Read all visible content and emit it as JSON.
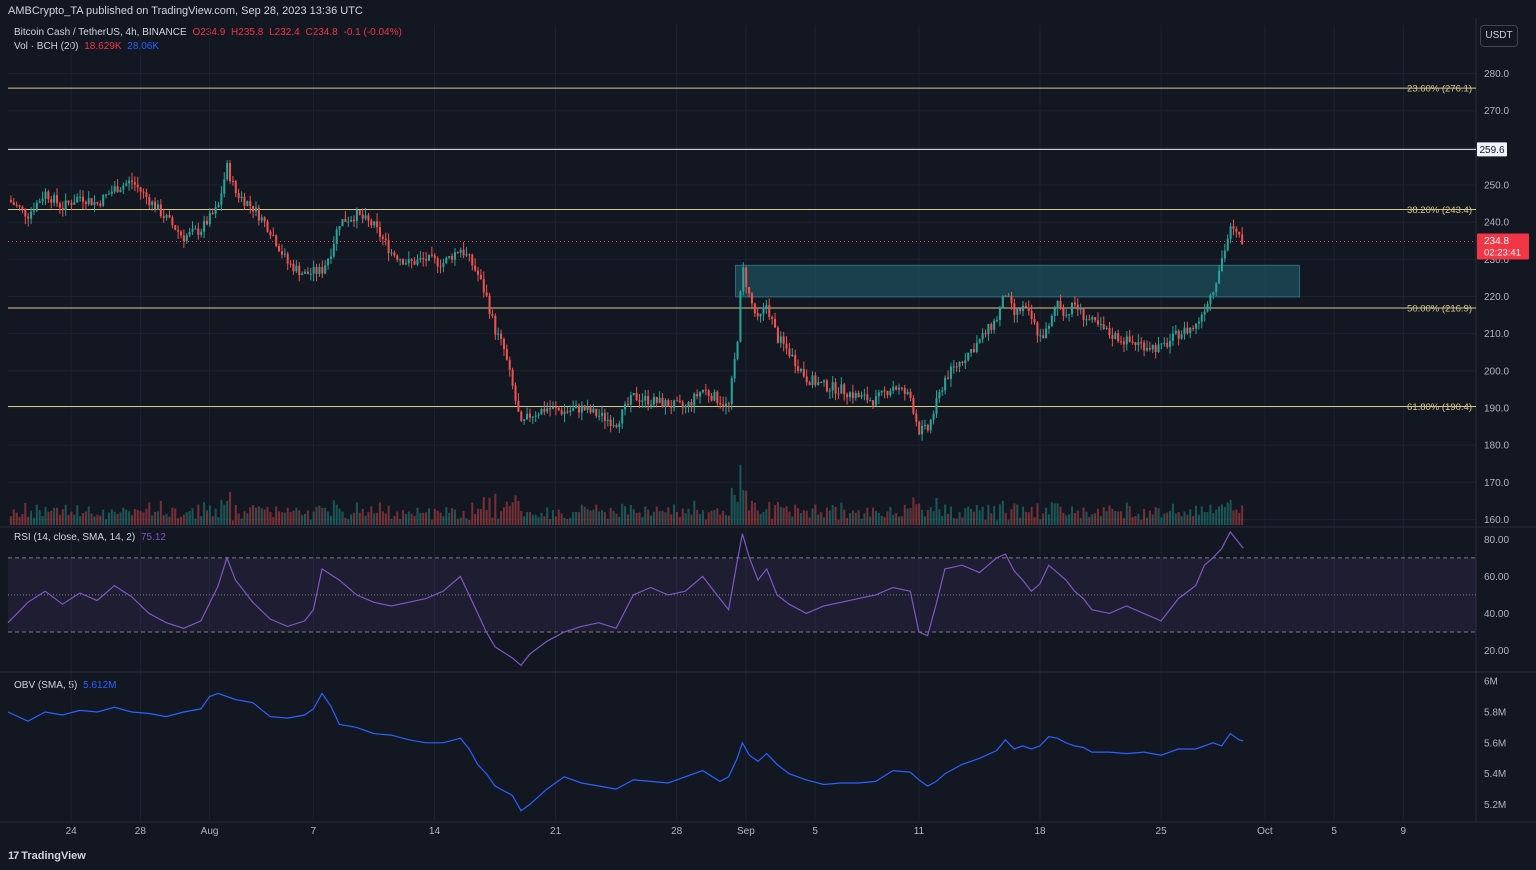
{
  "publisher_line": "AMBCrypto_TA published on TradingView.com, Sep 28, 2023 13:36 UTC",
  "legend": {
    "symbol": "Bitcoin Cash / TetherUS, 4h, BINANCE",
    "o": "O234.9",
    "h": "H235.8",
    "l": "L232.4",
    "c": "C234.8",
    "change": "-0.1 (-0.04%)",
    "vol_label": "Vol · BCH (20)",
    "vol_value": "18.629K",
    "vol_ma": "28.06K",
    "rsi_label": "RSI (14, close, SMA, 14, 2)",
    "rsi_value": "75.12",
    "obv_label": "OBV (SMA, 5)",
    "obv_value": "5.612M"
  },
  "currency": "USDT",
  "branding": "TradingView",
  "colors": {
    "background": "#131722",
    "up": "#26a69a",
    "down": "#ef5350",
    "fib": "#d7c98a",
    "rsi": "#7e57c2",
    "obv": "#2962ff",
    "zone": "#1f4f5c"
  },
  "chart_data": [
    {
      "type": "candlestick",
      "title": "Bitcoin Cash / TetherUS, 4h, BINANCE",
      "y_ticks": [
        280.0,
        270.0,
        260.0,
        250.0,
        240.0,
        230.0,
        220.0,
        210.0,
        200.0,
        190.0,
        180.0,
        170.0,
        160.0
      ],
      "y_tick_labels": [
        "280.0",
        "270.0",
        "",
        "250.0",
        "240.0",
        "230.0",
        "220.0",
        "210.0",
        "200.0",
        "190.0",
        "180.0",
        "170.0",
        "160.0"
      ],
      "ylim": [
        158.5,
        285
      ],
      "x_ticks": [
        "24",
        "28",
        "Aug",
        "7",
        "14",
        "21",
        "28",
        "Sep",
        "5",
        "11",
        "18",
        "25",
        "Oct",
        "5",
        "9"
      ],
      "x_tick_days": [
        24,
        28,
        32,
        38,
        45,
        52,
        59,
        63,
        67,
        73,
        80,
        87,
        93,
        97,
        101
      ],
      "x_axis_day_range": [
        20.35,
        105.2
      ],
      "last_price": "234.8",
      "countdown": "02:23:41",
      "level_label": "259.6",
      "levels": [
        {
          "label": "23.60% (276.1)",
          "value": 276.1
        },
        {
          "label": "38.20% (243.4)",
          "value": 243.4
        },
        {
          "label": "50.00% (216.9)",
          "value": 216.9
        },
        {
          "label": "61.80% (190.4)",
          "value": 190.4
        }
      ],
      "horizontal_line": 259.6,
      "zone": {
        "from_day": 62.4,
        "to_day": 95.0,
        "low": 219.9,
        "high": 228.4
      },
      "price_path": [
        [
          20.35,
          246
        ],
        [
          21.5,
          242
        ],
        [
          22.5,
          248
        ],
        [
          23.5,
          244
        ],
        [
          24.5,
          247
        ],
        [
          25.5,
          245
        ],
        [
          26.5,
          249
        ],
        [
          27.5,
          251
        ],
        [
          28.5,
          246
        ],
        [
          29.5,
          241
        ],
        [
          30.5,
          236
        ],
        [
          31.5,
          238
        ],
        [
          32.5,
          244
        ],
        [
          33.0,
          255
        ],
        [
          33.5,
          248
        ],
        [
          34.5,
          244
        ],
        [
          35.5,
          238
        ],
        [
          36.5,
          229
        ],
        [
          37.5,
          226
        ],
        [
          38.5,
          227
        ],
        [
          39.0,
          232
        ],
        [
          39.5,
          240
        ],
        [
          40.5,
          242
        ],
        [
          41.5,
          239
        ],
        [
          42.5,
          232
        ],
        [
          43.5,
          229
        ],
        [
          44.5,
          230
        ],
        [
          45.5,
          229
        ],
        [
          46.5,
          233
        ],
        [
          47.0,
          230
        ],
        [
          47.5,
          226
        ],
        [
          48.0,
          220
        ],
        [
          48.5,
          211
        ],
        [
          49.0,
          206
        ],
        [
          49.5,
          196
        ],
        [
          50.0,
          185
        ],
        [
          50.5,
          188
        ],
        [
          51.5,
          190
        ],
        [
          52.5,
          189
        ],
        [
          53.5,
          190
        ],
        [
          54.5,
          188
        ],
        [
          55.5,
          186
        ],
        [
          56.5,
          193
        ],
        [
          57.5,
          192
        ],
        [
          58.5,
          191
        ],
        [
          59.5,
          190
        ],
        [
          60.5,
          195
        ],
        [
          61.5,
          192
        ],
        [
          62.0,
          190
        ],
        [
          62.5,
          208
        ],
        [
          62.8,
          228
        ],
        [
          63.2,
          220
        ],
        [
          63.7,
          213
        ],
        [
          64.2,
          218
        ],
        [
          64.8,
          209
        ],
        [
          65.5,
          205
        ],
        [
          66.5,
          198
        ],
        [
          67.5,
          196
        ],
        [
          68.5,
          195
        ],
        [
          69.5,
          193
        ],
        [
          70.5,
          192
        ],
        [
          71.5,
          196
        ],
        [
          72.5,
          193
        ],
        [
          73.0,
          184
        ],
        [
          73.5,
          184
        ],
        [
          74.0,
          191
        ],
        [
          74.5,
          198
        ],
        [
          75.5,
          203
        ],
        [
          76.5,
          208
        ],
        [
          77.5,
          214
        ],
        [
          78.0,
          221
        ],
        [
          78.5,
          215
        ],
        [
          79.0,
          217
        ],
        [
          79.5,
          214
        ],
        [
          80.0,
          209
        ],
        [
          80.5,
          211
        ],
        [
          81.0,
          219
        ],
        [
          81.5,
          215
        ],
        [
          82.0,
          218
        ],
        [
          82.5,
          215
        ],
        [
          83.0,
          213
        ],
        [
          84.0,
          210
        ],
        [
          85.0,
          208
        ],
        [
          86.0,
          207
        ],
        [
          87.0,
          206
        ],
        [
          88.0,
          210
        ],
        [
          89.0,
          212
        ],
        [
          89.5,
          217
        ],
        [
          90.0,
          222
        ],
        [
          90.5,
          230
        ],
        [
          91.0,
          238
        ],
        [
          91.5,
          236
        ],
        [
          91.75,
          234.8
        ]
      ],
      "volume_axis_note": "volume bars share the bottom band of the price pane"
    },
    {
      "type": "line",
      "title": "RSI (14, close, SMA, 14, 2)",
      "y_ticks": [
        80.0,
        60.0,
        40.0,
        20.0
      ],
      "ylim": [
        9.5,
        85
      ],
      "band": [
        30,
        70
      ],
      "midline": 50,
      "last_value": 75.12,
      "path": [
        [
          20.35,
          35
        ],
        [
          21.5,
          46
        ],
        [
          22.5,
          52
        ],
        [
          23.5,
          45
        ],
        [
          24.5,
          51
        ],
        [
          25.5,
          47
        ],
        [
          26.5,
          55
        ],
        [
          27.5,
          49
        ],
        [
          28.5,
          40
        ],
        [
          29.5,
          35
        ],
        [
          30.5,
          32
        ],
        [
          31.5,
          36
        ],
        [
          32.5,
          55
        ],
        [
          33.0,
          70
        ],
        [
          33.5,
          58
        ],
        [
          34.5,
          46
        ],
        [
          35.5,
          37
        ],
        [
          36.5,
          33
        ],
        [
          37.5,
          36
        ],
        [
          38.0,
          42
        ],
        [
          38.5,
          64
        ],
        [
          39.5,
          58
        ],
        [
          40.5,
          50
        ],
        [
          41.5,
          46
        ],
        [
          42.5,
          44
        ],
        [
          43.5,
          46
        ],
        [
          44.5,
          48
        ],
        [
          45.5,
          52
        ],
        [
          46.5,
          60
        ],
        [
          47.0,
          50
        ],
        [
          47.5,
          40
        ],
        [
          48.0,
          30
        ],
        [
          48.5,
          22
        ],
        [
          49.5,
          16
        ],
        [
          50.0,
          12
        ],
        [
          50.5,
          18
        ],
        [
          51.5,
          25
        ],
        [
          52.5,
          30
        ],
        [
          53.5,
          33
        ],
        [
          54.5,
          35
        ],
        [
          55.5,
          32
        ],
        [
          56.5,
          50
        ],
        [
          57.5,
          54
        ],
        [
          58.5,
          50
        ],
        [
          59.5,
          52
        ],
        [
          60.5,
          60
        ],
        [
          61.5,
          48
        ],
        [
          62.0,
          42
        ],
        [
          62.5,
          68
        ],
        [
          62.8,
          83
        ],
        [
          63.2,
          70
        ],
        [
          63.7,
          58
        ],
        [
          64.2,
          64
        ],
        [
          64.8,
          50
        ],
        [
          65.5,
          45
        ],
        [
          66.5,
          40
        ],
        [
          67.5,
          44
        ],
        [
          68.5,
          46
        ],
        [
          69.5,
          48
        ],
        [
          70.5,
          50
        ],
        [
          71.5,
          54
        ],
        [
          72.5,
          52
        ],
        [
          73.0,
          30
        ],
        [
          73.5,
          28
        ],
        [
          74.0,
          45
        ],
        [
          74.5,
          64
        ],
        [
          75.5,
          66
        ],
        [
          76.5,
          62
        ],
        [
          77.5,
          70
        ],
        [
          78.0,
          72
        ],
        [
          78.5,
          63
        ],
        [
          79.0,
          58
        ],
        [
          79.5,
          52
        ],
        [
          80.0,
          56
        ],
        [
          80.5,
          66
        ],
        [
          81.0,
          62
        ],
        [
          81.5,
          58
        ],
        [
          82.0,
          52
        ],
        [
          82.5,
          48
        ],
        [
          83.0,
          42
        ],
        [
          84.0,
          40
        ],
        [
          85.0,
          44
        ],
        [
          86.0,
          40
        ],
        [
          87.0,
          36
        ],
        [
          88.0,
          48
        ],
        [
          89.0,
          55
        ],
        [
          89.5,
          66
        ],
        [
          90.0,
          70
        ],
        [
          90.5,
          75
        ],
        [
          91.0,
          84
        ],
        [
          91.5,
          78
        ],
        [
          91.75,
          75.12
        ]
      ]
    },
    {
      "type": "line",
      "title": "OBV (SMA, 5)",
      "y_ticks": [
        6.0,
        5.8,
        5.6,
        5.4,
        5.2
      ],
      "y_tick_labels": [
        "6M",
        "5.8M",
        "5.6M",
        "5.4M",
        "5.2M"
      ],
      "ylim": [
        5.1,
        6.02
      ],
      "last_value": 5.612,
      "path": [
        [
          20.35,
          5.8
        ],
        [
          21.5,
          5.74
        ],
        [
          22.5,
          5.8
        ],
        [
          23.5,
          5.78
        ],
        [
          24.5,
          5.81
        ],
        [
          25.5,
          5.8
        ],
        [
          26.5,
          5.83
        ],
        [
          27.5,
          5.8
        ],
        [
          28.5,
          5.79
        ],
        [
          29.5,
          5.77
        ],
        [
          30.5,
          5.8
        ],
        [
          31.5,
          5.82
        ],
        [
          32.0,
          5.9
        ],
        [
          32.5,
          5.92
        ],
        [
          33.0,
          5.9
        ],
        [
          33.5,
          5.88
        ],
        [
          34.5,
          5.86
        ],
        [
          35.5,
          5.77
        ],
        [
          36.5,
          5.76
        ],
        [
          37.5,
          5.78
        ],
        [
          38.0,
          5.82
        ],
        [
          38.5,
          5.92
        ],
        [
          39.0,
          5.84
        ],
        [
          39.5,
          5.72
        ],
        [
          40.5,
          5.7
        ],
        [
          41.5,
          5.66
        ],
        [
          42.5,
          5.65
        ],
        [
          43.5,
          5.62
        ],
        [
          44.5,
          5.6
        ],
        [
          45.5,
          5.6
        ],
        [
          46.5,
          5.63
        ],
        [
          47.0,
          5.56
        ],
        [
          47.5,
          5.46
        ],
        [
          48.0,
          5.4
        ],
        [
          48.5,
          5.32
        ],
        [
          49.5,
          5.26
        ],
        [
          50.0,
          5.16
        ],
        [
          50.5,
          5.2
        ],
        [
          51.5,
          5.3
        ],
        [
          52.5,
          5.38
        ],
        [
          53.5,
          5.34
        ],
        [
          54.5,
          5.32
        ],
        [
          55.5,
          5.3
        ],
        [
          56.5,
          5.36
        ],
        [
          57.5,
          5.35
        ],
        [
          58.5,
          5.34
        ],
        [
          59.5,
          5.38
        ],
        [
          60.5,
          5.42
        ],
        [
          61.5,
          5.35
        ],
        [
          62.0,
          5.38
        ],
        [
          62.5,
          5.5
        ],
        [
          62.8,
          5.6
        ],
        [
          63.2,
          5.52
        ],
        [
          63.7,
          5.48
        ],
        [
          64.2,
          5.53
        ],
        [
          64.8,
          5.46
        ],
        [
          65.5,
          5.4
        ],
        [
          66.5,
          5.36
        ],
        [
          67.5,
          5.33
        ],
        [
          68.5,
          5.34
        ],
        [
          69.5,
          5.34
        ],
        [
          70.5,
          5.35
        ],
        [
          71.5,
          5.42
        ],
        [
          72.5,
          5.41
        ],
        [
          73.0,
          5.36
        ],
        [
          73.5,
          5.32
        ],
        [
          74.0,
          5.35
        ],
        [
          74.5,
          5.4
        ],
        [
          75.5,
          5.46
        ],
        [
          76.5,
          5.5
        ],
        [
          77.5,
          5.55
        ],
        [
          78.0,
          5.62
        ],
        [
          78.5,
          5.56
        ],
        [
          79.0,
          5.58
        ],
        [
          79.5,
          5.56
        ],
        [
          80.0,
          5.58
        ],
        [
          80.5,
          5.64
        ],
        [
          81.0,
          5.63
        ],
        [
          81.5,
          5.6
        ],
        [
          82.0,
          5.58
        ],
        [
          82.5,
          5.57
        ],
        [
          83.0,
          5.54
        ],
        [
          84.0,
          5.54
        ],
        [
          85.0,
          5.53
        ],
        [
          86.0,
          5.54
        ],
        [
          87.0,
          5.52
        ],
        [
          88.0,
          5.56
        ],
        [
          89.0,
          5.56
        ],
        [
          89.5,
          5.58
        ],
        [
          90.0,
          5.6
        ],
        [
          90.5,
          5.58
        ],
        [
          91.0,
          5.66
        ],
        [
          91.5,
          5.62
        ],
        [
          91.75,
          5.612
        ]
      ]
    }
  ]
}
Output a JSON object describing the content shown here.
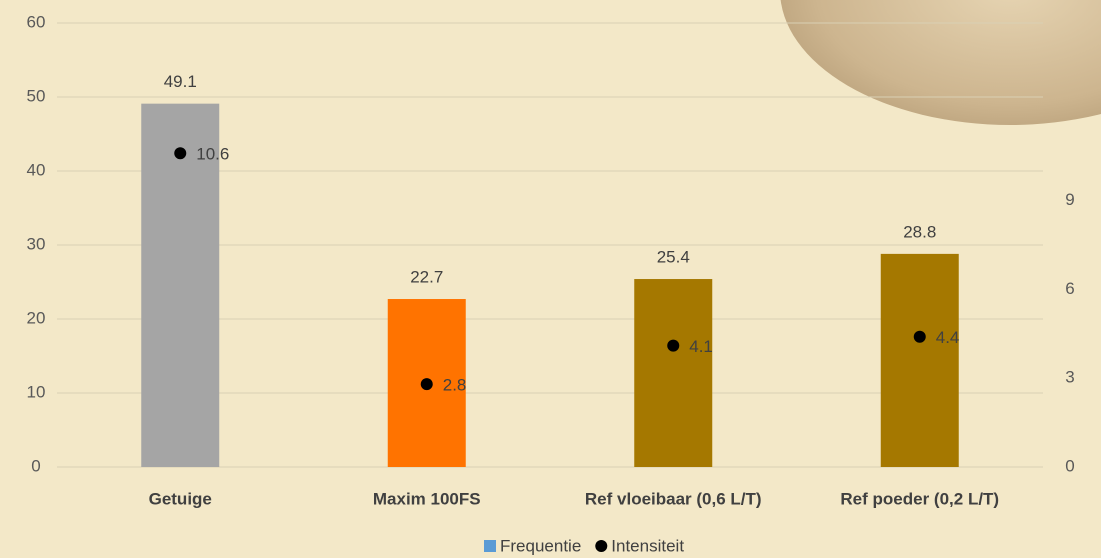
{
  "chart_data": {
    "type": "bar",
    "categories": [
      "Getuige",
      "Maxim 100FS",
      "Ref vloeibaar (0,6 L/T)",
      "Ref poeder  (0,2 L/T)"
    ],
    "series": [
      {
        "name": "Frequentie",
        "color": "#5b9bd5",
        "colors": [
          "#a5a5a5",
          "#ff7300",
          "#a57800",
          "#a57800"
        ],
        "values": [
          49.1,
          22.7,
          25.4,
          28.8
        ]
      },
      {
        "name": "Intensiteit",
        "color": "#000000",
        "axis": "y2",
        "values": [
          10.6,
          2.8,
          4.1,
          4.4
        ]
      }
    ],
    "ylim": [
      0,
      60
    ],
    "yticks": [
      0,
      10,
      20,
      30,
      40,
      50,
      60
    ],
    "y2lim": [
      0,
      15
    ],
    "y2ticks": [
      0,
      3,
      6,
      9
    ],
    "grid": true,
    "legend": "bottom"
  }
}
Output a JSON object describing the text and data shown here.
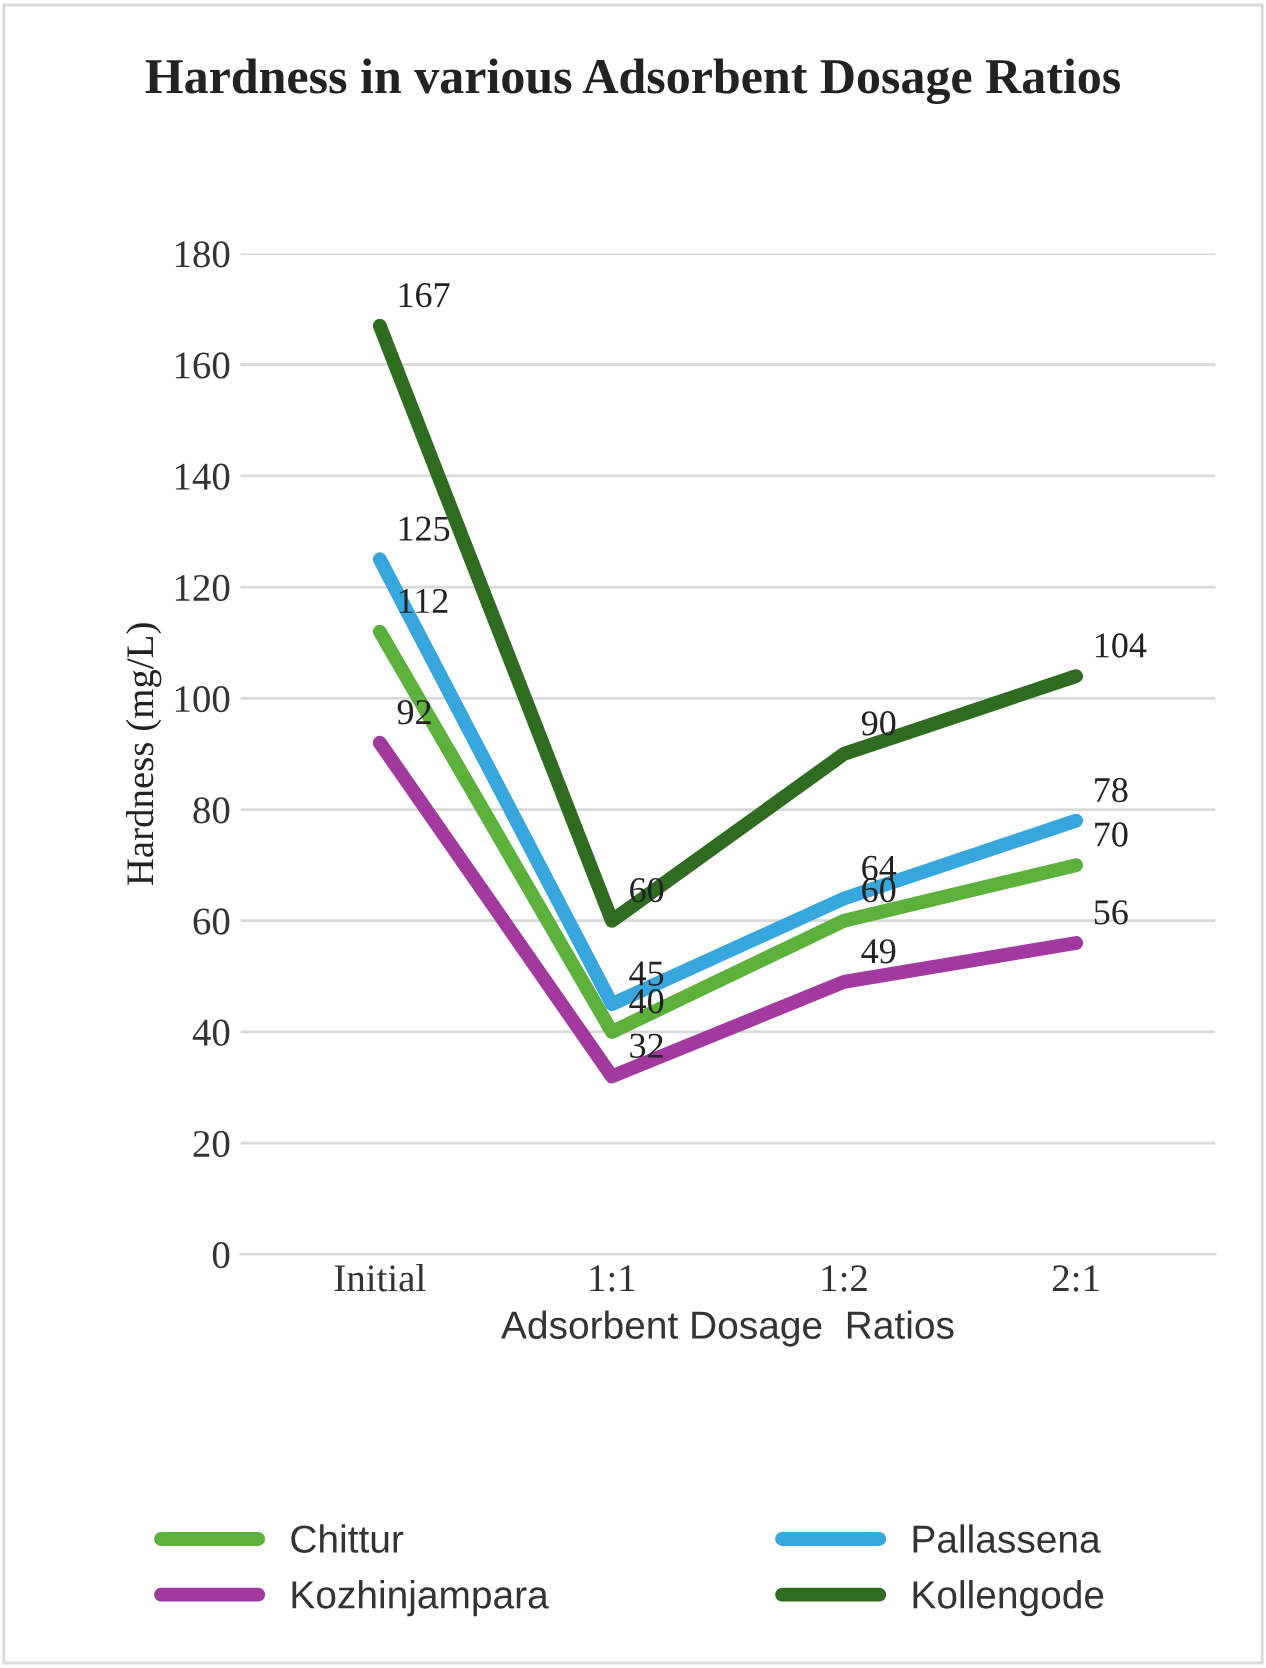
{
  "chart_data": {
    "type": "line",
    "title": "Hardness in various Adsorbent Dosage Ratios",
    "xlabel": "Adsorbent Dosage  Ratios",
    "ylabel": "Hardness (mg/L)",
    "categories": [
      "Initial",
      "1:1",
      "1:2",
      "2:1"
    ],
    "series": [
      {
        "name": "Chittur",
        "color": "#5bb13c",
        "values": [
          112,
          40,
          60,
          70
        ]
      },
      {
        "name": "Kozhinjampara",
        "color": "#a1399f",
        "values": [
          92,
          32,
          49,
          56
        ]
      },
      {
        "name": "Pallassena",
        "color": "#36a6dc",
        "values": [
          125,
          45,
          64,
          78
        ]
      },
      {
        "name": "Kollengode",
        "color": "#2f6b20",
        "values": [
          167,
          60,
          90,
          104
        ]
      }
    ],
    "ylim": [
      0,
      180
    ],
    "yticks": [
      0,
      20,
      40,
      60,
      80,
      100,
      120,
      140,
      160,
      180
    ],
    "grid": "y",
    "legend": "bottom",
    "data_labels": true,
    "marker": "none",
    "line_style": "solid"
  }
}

========================

» WORK TO BE COMPLETED:
Leave out every picture and write out exactly the lines running from the line containing "Output a JSON object describing the content" to the end of the listing above.

» RESULT OF THIS EXERCISE:
Output a JSON object describing the content shown here.
{
  "chart_data": {
    "type": "bar",
    "categories": [
      "Getuige",
      "Maxim 100FS",
      "Ref vloeibaar (0,6 L/T)",
      "Ref poeder  (0,2 L/T)"
    ],
    "series": [
      {
        "name": "Frequentie",
        "color": "#5b9bd5",
        "colors": [
          "#a5a5a5",
          "#ff7300",
          "#a57800",
          "#a57800"
        ],
        "values": [
          49.1,
          22.7,
          25.4,
          28.8
        ]
      },
      {
        "name": "Intensiteit",
        "color": "#000000",
        "axis": "y2",
        "values": [
          10.6,
          2.8,
          4.1,
          4.4
        ]
      }
    ],
    "ylim": [
      0,
      60
    ],
    "yticks": [
      0,
      10,
      20,
      30,
      40,
      50,
      60
    ],
    "y2lim": [
      0,
      15
    ],
    "y2ticks": [
      0,
      3,
      6,
      9
    ],
    "grid": true,
    "legend": "bottom"
  }
}
Output a JSON object describing the text and data shown here.
{
  "chart_data": {
    "type": "line",
    "title": "Hardness in various Adsorbent Dosage Ratios",
    "xlabel": "Adsorbent Dosage  Ratios",
    "ylabel": "Hardness (mg/L)",
    "categories": [
      "Initial",
      "1:1",
      "1:2",
      "2:1"
    ],
    "series": [
      {
        "name": "Chittur",
        "color": "#5bb13c",
        "values": [
          112,
          40,
          60,
          70
        ]
      },
      {
        "name": "Kozhinjampara",
        "color": "#a1399f",
        "values": [
          92,
          32,
          49,
          56
        ]
      },
      {
        "name": "Pallassena",
        "color": "#36a6dc",
        "values": [
          125,
          45,
          64,
          78
        ]
      },
      {
        "name": "Kollengode",
        "color": "#2f6b20",
        "values": [
          167,
          60,
          90,
          104
        ]
      }
    ],
    "ylim": [
      0,
      180
    ],
    "yticks": [
      0,
      20,
      40,
      60,
      80,
      100,
      120,
      140,
      160,
      180
    ],
    "grid": "y",
    "legend": "bottom",
    "data_labels": true,
    "marker": "none",
    "line_style": "solid"
  }
}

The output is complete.